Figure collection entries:
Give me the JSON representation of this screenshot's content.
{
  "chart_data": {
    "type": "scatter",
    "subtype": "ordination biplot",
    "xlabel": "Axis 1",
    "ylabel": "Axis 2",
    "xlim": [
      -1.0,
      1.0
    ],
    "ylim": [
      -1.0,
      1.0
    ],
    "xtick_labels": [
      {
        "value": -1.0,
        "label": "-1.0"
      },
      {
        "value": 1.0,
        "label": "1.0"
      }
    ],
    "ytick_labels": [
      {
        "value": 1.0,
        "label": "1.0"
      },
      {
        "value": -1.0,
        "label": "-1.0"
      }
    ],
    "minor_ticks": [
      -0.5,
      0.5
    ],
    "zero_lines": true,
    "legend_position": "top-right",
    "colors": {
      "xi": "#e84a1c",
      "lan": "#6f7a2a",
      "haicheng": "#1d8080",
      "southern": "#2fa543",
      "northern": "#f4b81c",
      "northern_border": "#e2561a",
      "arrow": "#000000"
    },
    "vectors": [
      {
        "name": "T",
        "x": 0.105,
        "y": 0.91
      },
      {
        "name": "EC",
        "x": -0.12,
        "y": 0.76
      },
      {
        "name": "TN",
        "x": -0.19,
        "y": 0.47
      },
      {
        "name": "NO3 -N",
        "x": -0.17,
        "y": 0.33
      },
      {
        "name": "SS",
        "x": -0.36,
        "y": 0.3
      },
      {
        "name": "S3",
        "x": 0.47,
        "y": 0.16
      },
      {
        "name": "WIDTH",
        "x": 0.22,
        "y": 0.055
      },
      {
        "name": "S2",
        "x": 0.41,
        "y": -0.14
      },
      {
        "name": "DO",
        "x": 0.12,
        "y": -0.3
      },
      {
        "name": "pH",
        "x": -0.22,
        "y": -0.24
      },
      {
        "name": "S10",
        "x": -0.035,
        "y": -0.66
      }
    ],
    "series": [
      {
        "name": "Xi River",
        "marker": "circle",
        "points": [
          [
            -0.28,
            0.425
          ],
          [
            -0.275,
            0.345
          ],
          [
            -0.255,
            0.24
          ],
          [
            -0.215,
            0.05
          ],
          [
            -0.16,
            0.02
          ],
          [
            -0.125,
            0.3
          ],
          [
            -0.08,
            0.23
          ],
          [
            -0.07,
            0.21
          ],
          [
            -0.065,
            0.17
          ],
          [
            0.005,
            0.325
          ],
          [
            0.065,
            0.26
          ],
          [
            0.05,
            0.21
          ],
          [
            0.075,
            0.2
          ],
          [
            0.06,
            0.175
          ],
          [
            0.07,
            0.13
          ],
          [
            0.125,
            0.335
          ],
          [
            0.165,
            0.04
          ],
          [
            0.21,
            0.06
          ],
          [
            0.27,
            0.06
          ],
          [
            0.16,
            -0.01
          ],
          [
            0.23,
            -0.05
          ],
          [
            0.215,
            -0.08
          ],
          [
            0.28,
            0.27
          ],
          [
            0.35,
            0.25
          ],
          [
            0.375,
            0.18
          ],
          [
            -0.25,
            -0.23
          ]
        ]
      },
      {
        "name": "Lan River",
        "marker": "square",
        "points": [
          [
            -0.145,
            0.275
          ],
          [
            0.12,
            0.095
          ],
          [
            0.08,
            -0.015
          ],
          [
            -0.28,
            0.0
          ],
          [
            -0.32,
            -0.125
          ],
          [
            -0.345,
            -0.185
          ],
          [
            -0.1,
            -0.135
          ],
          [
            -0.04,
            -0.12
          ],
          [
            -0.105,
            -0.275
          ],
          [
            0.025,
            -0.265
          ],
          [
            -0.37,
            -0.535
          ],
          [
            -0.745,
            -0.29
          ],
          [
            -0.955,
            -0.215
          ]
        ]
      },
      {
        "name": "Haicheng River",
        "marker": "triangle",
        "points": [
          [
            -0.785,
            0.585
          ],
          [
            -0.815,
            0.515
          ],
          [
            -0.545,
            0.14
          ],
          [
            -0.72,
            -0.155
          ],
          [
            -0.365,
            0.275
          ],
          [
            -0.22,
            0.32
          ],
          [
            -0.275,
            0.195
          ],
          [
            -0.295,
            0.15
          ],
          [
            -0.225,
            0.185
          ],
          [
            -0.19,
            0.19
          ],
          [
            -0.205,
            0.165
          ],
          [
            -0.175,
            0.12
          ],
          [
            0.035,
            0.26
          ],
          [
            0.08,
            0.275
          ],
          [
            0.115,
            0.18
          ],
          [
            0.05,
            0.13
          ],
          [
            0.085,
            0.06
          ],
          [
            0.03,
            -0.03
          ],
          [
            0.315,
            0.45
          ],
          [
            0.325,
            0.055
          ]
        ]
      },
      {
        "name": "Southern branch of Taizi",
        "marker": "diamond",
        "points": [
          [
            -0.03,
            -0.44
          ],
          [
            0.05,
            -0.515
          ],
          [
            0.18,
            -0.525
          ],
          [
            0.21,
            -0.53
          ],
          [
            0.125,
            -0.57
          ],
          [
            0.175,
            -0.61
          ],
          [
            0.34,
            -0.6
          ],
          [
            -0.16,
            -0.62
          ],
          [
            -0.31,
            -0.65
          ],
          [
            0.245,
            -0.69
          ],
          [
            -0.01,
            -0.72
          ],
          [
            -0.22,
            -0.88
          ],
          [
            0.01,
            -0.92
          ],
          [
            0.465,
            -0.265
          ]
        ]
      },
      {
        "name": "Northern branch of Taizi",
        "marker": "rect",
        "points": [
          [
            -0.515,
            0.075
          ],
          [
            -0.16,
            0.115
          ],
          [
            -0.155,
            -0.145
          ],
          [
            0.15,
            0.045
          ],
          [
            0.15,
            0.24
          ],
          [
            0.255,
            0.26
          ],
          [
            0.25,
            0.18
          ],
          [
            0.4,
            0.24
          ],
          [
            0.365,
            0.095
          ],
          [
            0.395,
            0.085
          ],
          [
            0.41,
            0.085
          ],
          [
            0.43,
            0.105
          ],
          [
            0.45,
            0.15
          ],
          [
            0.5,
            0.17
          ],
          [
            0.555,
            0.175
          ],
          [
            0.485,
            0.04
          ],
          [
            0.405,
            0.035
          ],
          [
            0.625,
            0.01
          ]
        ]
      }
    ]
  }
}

WHAT YOU HAVE TO DO = Every line of the data above should be copied exactly.

EXERCISE ANSWER =
Give me the JSON representation of this screenshot's content.
{
  "chart_data": {
    "type": "scatter",
    "subtype": "ordination biplot",
    "xlabel": "Axis 1",
    "ylabel": "Axis 2",
    "xlim": [
      -1.0,
      1.0
    ],
    "ylim": [
      -1.0,
      1.0
    ],
    "xtick_labels": [
      {
        "value": -1.0,
        "label": "-1.0"
      },
      {
        "value": 1.0,
        "label": "1.0"
      }
    ],
    "ytick_labels": [
      {
        "value": 1.0,
        "label": "1.0"
      },
      {
        "value": -1.0,
        "label": "-1.0"
      }
    ],
    "minor_ticks": [
      -0.5,
      0.5
    ],
    "zero_lines": true,
    "legend_position": "top-right",
    "colors": {
      "xi": "#e84a1c",
      "lan": "#6f7a2a",
      "haicheng": "#1d8080",
      "southern": "#2fa543",
      "northern": "#f4b81c",
      "northern_border": "#e2561a",
      "arrow": "#000000"
    },
    "vectors": [
      {
        "name": "T",
        "x": 0.105,
        "y": 0.91
      },
      {
        "name": "EC",
        "x": -0.12,
        "y": 0.76
      },
      {
        "name": "TN",
        "x": -0.19,
        "y": 0.47
      },
      {
        "name": "NO3 -N",
        "x": -0.17,
        "y": 0.33
      },
      {
        "name": "SS",
        "x": -0.36,
        "y": 0.3
      },
      {
        "name": "S3",
        "x": 0.47,
        "y": 0.16
      },
      {
        "name": "WIDTH",
        "x": 0.22,
        "y": 0.055
      },
      {
        "name": "S2",
        "x": 0.41,
        "y": -0.14
      },
      {
        "name": "DO",
        "x": 0.12,
        "y": -0.3
      },
      {
        "name": "pH",
        "x": -0.22,
        "y": -0.24
      },
      {
        "name": "S10",
        "x": -0.035,
        "y": -0.66
      }
    ],
    "series": [
      {
        "name": "Xi River",
        "marker": "circle",
        "points": [
          [
            -0.28,
            0.425
          ],
          [
            -0.275,
            0.345
          ],
          [
            -0.255,
            0.24
          ],
          [
            -0.215,
            0.05
          ],
          [
            -0.16,
            0.02
          ],
          [
            -0.125,
            0.3
          ],
          [
            -0.08,
            0.23
          ],
          [
            -0.07,
            0.21
          ],
          [
            -0.065,
            0.17
          ],
          [
            0.005,
            0.325
          ],
          [
            0.065,
            0.26
          ],
          [
            0.05,
            0.21
          ],
          [
            0.075,
            0.2
          ],
          [
            0.06,
            0.175
          ],
          [
            0.07,
            0.13
          ],
          [
            0.125,
            0.335
          ],
          [
            0.165,
            0.04
          ],
          [
            0.21,
            0.06
          ],
          [
            0.27,
            0.06
          ],
          [
            0.16,
            -0.01
          ],
          [
            0.23,
            -0.05
          ],
          [
            0.215,
            -0.08
          ],
          [
            0.28,
            0.27
          ],
          [
            0.35,
            0.25
          ],
          [
            0.375,
            0.18
          ],
          [
            -0.25,
            -0.23
          ]
        ]
      },
      {
        "name": "Lan River",
        "marker": "square",
        "points": [
          [
            -0.145,
            0.275
          ],
          [
            0.12,
            0.095
          ],
          [
            0.08,
            -0.015
          ],
          [
            -0.28,
            0.0
          ],
          [
            -0.32,
            -0.125
          ],
          [
            -0.345,
            -0.185
          ],
          [
            -0.1,
            -0.135
          ],
          [
            -0.04,
            -0.12
          ],
          [
            -0.105,
            -0.275
          ],
          [
            0.025,
            -0.265
          ],
          [
            -0.37,
            -0.535
          ],
          [
            -0.745,
            -0.29
          ],
          [
            -0.955,
            -0.215
          ]
        ]
      },
      {
        "name": "Haicheng River",
        "marker": "triangle",
        "points": [
          [
            -0.785,
            0.585
          ],
          [
            -0.815,
            0.515
          ],
          [
            -0.545,
            0.14
          ],
          [
            -0.72,
            -0.155
          ],
          [
            -0.365,
            0.275
          ],
          [
            -0.22,
            0.32
          ],
          [
            -0.275,
            0.195
          ],
          [
            -0.295,
            0.15
          ],
          [
            -0.225,
            0.185
          ],
          [
            -0.19,
            0.19
          ],
          [
            -0.205,
            0.165
          ],
          [
            -0.175,
            0.12
          ],
          [
            0.035,
            0.26
          ],
          [
            0.08,
            0.275
          ],
          [
            0.115,
            0.18
          ],
          [
            0.05,
            0.13
          ],
          [
            0.085,
            0.06
          ],
          [
            0.03,
            -0.03
          ],
          [
            0.315,
            0.45
          ],
          [
            0.325,
            0.055
          ]
        ]
      },
      {
        "name": "Southern branch of Taizi",
        "marker": "diamond",
        "points": [
          [
            -0.03,
            -0.44
          ],
          [
            0.05,
            -0.515
          ],
          [
            0.18,
            -0.525
          ],
          [
            0.21,
            -0.53
          ],
          [
            0.125,
            -0.57
          ],
          [
            0.175,
            -0.61
          ],
          [
            0.34,
            -0.6
          ],
          [
            -0.16,
            -0.62
          ],
          [
            -0.31,
            -0.65
          ],
          [
            0.245,
            -0.69
          ],
          [
            -0.01,
            -0.72
          ],
          [
            -0.22,
            -0.88
          ],
          [
            0.01,
            -0.92
          ],
          [
            0.465,
            -0.265
          ]
        ]
      },
      {
        "name": "Northern branch of Taizi",
        "marker": "rect",
        "points": [
          [
            -0.515,
            0.075
          ],
          [
            -0.16,
            0.115
          ],
          [
            -0.155,
            -0.145
          ],
          [
            0.15,
            0.045
          ],
          [
            0.15,
            0.24
          ],
          [
            0.255,
            0.26
          ],
          [
            0.25,
            0.18
          ],
          [
            0.4,
            0.24
          ],
          [
            0.365,
            0.095
          ],
          [
            0.395,
            0.085
          ],
          [
            0.41,
            0.085
          ],
          [
            0.43,
            0.105
          ],
          [
            0.45,
            0.15
          ],
          [
            0.5,
            0.17
          ],
          [
            0.555,
            0.175
          ],
          [
            0.485,
            0.04
          ],
          [
            0.405,
            0.035
          ],
          [
            0.625,
            0.01
          ]
        ]
      }
    ]
  }
}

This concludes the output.